GIVEN DATA:

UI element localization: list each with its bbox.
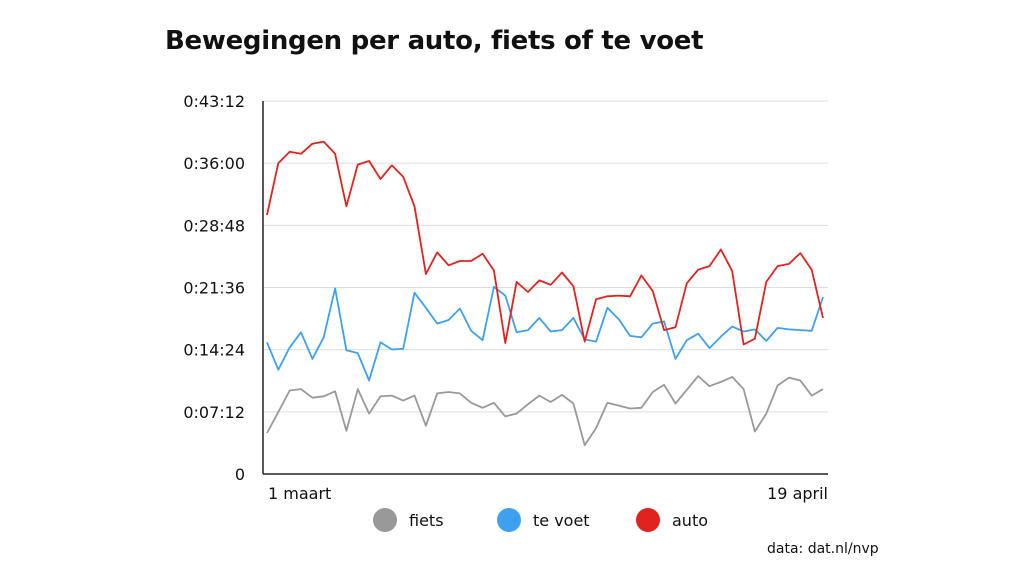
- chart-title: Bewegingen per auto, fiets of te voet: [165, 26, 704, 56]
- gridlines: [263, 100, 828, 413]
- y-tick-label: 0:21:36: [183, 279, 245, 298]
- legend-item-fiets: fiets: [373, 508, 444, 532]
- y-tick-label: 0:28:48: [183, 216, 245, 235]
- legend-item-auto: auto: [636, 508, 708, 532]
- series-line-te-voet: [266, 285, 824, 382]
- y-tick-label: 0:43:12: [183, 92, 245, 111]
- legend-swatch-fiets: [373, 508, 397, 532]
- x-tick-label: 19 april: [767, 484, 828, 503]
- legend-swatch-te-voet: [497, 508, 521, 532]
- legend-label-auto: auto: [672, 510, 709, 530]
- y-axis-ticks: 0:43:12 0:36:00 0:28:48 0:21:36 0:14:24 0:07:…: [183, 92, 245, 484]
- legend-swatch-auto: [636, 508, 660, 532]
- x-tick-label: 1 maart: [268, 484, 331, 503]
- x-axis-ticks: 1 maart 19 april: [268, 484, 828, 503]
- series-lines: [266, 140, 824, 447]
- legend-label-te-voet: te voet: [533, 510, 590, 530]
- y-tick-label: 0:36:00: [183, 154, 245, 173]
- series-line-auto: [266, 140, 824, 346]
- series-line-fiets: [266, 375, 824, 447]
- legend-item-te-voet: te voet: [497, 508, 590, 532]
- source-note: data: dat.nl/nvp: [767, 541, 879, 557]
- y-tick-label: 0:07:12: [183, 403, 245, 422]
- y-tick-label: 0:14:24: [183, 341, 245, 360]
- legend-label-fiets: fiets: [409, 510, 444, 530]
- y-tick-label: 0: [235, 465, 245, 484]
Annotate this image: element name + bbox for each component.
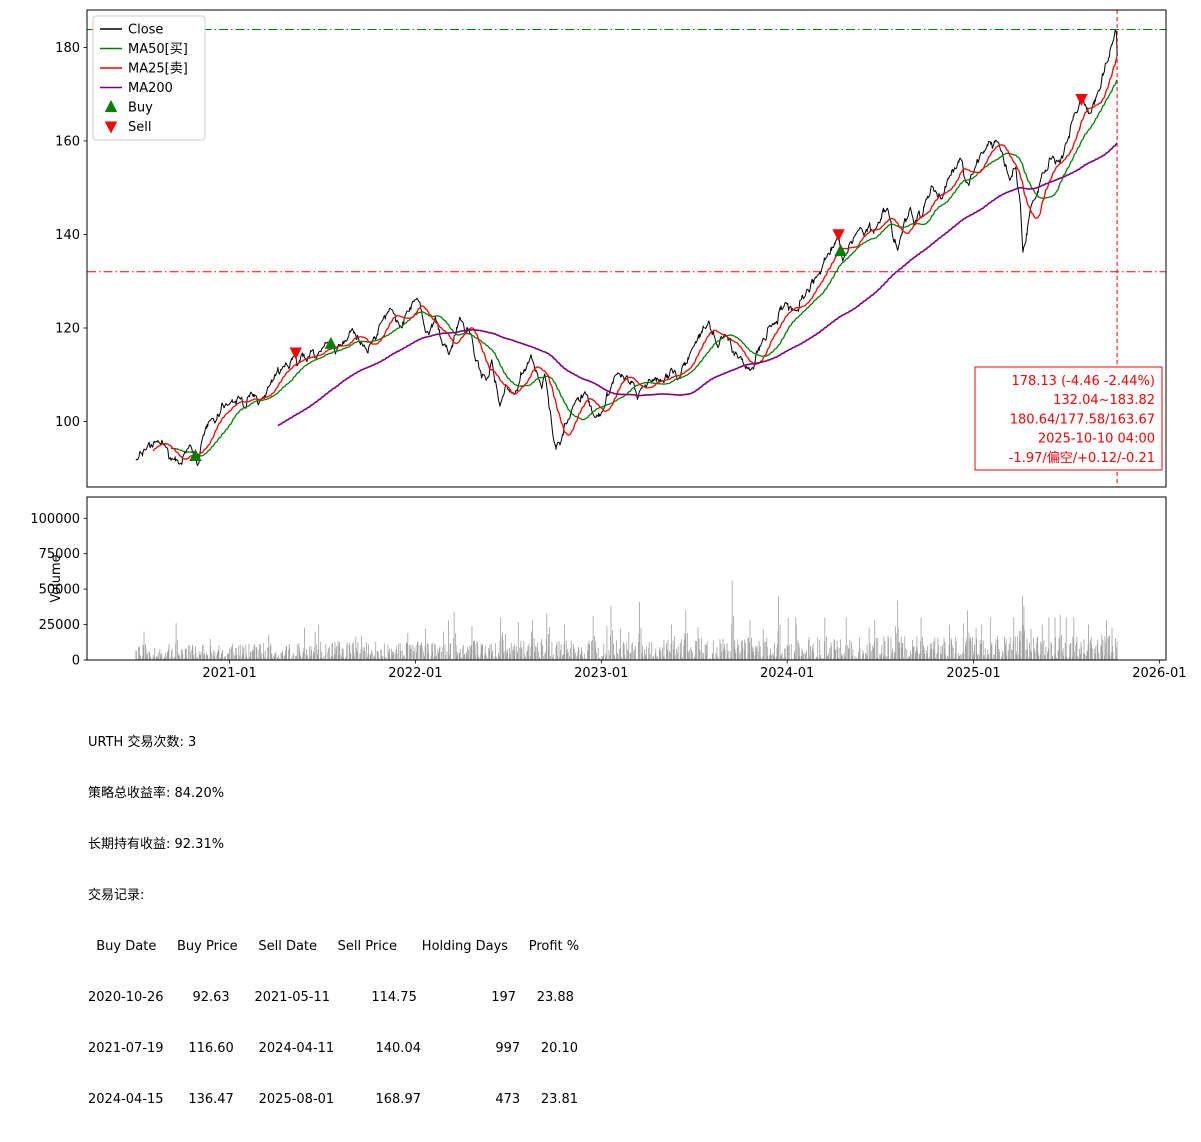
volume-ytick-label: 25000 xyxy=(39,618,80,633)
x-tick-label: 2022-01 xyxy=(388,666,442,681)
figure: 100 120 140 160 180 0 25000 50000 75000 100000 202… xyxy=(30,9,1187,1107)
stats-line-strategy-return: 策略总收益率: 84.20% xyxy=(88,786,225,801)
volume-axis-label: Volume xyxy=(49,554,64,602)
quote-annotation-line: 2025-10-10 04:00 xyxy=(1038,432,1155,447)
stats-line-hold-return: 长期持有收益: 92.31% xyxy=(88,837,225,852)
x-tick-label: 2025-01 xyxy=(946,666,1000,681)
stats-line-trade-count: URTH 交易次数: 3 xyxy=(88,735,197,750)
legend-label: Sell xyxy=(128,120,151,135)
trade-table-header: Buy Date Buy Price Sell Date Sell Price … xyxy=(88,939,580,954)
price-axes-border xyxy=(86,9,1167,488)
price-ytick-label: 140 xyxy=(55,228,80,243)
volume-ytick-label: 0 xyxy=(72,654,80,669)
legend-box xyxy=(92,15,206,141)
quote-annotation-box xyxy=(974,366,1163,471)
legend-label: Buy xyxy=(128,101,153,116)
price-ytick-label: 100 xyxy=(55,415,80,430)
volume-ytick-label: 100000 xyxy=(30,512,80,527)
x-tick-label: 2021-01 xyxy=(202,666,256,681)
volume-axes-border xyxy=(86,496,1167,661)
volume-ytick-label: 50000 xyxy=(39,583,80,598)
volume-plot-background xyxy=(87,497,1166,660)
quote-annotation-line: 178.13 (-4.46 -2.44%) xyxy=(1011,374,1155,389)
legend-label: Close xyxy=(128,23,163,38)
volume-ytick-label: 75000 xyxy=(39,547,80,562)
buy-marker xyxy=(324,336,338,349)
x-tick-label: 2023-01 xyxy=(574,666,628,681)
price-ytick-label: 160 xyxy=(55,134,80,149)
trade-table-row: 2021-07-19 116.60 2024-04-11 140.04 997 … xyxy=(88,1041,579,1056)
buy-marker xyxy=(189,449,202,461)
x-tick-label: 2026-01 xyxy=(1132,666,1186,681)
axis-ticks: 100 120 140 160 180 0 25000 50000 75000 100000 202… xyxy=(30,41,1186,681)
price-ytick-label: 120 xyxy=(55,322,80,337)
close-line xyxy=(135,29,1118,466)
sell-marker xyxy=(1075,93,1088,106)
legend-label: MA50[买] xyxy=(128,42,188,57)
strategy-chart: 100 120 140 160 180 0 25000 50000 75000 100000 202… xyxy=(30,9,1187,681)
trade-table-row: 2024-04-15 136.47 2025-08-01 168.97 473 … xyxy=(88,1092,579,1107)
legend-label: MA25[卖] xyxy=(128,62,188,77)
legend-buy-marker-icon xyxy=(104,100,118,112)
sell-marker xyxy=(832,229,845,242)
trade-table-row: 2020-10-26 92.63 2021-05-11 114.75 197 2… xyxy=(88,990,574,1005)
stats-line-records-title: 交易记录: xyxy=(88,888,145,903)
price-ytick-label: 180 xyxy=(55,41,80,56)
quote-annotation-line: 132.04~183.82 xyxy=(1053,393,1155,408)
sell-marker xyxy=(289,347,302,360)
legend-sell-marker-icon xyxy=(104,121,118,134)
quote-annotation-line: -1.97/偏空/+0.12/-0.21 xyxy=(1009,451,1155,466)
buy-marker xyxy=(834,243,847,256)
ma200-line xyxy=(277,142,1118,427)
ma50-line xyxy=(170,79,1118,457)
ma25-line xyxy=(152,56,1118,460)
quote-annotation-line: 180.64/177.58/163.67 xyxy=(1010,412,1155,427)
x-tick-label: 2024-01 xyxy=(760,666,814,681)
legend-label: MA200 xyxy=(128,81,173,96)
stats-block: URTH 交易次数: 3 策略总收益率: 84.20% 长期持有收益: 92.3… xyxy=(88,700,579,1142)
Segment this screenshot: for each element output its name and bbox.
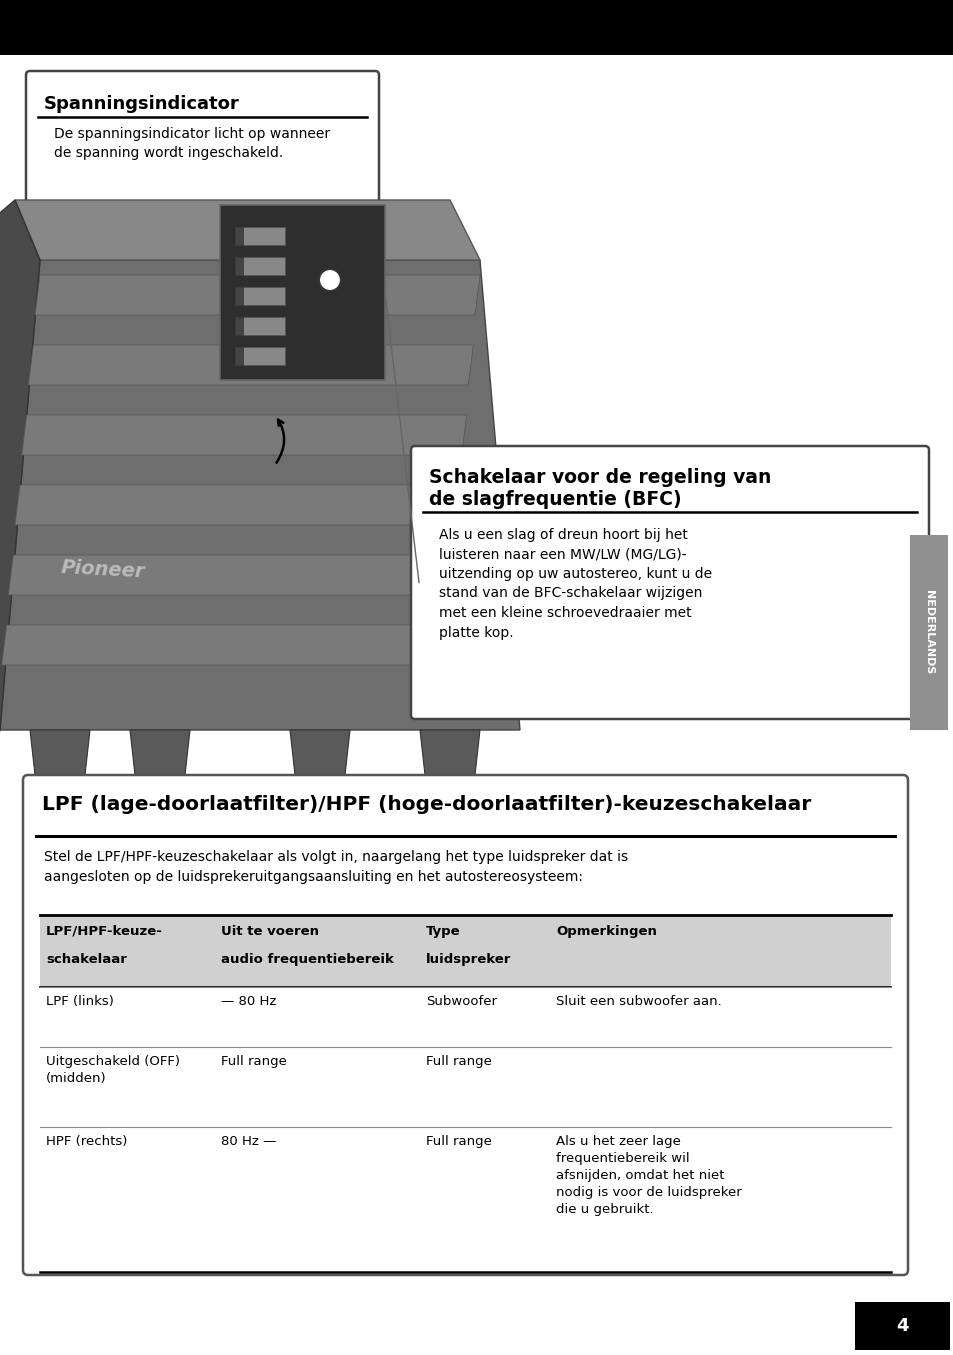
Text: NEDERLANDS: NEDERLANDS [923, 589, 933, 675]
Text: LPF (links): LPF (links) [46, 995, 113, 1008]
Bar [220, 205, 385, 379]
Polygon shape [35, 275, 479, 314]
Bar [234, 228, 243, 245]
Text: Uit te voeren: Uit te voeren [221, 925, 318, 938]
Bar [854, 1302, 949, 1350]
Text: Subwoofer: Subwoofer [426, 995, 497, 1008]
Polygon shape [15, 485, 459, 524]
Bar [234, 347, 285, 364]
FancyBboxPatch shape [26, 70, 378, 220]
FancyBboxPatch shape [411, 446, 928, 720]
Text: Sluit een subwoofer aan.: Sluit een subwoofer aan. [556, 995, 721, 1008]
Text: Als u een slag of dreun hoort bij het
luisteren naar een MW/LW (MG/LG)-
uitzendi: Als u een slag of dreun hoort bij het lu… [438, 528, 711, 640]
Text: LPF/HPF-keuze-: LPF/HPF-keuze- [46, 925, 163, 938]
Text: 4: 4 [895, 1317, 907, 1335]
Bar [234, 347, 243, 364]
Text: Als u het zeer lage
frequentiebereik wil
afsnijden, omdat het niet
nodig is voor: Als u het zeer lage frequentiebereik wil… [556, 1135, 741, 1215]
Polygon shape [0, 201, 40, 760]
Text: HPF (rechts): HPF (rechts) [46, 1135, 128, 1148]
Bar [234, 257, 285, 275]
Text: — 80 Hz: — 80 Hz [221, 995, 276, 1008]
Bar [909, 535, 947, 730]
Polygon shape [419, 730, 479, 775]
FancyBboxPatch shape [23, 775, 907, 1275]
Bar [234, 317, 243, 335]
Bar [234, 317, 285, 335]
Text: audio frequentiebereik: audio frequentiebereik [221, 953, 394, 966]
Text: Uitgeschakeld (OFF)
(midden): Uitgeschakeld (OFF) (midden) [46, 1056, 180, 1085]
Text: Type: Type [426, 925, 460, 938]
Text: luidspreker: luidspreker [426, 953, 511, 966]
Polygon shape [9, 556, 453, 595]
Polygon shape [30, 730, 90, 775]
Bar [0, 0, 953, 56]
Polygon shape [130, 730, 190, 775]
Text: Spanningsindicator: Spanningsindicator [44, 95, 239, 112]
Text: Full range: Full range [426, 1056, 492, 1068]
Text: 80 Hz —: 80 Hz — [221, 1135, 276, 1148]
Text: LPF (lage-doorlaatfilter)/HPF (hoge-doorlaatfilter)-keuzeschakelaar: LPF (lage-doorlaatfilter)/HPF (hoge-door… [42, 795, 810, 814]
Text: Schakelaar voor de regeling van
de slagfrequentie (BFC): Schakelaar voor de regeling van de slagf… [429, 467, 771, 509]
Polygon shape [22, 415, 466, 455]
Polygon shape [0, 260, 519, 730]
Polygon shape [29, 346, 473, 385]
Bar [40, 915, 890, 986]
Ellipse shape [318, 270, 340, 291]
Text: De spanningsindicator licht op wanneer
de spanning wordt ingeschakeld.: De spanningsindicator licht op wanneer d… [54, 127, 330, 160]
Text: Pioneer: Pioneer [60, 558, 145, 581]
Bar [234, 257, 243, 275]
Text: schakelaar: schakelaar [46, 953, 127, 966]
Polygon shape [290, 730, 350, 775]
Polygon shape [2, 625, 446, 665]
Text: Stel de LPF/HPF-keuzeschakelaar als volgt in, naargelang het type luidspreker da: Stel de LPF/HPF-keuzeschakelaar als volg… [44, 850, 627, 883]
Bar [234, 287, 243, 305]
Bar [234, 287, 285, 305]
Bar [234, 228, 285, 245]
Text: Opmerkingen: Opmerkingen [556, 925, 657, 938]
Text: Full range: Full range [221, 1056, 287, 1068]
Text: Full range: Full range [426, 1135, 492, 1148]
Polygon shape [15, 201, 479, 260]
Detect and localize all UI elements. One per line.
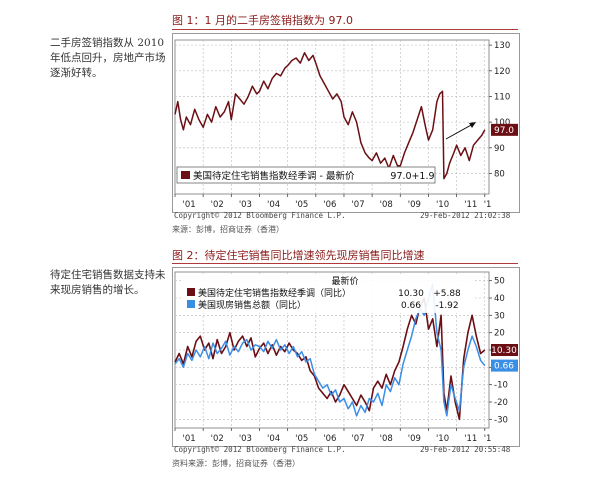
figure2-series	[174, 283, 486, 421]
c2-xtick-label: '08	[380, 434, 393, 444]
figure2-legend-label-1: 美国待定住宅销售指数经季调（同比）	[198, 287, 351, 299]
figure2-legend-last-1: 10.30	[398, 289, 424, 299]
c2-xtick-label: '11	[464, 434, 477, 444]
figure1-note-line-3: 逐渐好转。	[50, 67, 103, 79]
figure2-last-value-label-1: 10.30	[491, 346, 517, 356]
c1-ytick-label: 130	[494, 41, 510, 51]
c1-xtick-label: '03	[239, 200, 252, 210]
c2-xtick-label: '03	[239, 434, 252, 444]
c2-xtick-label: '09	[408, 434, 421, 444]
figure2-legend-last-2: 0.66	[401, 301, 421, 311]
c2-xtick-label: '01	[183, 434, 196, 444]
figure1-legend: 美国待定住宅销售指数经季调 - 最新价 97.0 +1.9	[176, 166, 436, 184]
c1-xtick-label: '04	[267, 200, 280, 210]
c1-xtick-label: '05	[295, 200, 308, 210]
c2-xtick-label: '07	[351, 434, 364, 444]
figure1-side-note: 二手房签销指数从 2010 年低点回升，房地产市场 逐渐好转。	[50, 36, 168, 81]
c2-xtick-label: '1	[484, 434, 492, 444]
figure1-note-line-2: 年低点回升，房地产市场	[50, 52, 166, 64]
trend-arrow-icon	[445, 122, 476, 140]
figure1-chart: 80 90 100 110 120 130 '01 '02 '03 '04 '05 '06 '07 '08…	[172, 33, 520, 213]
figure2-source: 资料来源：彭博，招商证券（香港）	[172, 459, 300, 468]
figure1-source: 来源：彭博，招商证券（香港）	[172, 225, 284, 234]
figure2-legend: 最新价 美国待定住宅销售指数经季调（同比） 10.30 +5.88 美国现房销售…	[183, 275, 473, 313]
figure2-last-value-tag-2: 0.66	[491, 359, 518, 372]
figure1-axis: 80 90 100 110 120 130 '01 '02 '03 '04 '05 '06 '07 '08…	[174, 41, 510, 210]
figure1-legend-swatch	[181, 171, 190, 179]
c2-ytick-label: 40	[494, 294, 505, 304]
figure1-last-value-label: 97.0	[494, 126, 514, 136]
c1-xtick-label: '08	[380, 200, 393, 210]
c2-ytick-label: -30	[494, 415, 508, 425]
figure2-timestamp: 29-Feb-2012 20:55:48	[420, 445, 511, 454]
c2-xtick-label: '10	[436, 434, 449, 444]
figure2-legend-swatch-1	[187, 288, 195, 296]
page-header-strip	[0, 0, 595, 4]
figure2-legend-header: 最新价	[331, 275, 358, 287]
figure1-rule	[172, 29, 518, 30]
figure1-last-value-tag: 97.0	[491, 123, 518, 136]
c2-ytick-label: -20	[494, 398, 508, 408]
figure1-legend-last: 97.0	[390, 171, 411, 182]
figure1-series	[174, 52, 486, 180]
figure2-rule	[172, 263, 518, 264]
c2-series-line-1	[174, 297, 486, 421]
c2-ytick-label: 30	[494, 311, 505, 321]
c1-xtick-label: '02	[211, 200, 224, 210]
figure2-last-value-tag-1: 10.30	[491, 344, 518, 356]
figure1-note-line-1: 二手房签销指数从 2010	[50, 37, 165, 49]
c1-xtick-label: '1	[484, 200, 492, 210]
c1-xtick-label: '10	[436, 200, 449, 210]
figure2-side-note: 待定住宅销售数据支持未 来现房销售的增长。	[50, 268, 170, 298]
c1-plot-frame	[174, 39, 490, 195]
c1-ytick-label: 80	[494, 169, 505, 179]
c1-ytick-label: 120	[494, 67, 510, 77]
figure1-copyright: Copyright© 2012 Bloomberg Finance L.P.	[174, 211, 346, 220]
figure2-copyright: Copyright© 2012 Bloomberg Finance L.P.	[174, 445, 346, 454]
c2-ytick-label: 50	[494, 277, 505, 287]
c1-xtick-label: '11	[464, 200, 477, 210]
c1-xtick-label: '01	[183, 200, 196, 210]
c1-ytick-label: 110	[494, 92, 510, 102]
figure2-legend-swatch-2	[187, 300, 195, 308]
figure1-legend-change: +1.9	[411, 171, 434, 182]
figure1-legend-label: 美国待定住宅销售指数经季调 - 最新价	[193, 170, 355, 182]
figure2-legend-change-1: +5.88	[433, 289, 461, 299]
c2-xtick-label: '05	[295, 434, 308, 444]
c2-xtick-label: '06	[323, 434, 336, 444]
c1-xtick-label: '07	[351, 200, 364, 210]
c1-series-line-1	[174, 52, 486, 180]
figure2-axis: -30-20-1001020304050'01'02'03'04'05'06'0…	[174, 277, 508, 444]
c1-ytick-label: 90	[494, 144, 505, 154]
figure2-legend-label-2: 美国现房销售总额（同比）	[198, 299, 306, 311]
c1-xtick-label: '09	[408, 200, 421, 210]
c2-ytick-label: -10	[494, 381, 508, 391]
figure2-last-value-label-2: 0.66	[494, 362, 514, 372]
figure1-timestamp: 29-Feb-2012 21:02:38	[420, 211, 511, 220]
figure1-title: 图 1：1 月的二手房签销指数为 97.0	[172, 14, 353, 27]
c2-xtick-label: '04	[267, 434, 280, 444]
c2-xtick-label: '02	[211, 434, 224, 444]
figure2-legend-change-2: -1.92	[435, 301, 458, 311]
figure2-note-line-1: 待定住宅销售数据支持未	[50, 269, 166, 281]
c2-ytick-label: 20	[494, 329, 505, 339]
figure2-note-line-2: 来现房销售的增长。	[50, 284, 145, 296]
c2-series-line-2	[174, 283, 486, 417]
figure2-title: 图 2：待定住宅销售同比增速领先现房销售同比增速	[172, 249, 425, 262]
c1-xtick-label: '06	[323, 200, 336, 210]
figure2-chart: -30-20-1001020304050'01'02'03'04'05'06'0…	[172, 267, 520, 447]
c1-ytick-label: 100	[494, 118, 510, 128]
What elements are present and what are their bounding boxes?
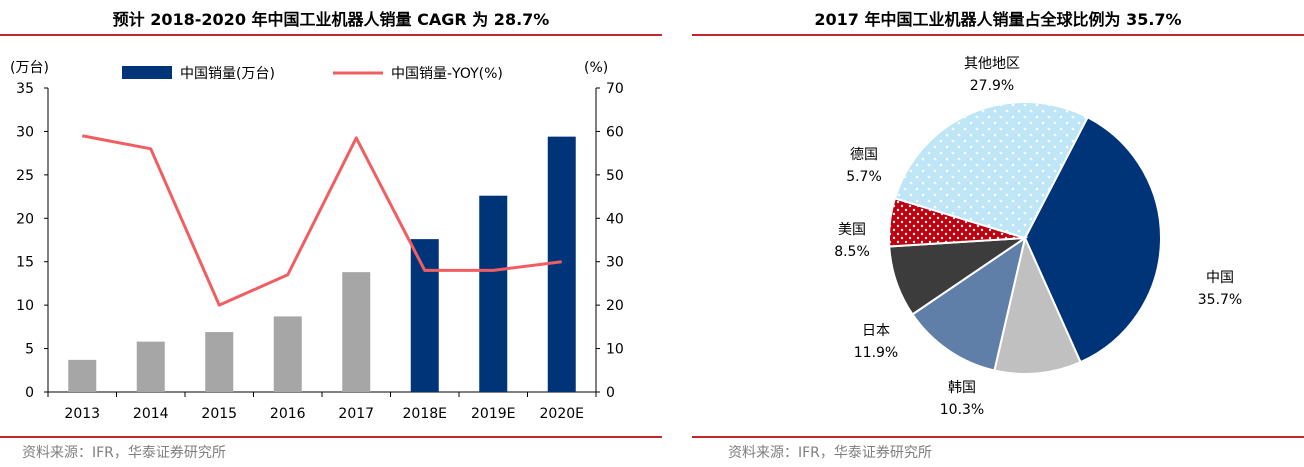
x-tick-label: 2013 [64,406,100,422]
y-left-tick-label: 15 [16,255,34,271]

WRITTEN INSTRUCTION: Lay out the lines of the records from the line with "283, 486, 421]" to the line with "346, 517, 356]", both included, as a numbered list with any blank lines left out.

THE COMPLETED TASK:
1. figure2-series	[174, 283, 486, 421]
2. c2-xtick-label: '08	[380, 434, 393, 444]
3. figure2-legend-label-1: 美国待定住宅销售指数经季调（同比）	[198, 287, 351, 299]
4. figure2-legend-last-1: 10.30	[398, 289, 424, 299]
5. c2-xtick-label: '11	[464, 434, 477, 444]
6. figure1-note-line-3: 逐渐好转。	[50, 67, 103, 79]
7. figure2-last-value-label-1: 10.30	[491, 346, 517, 356]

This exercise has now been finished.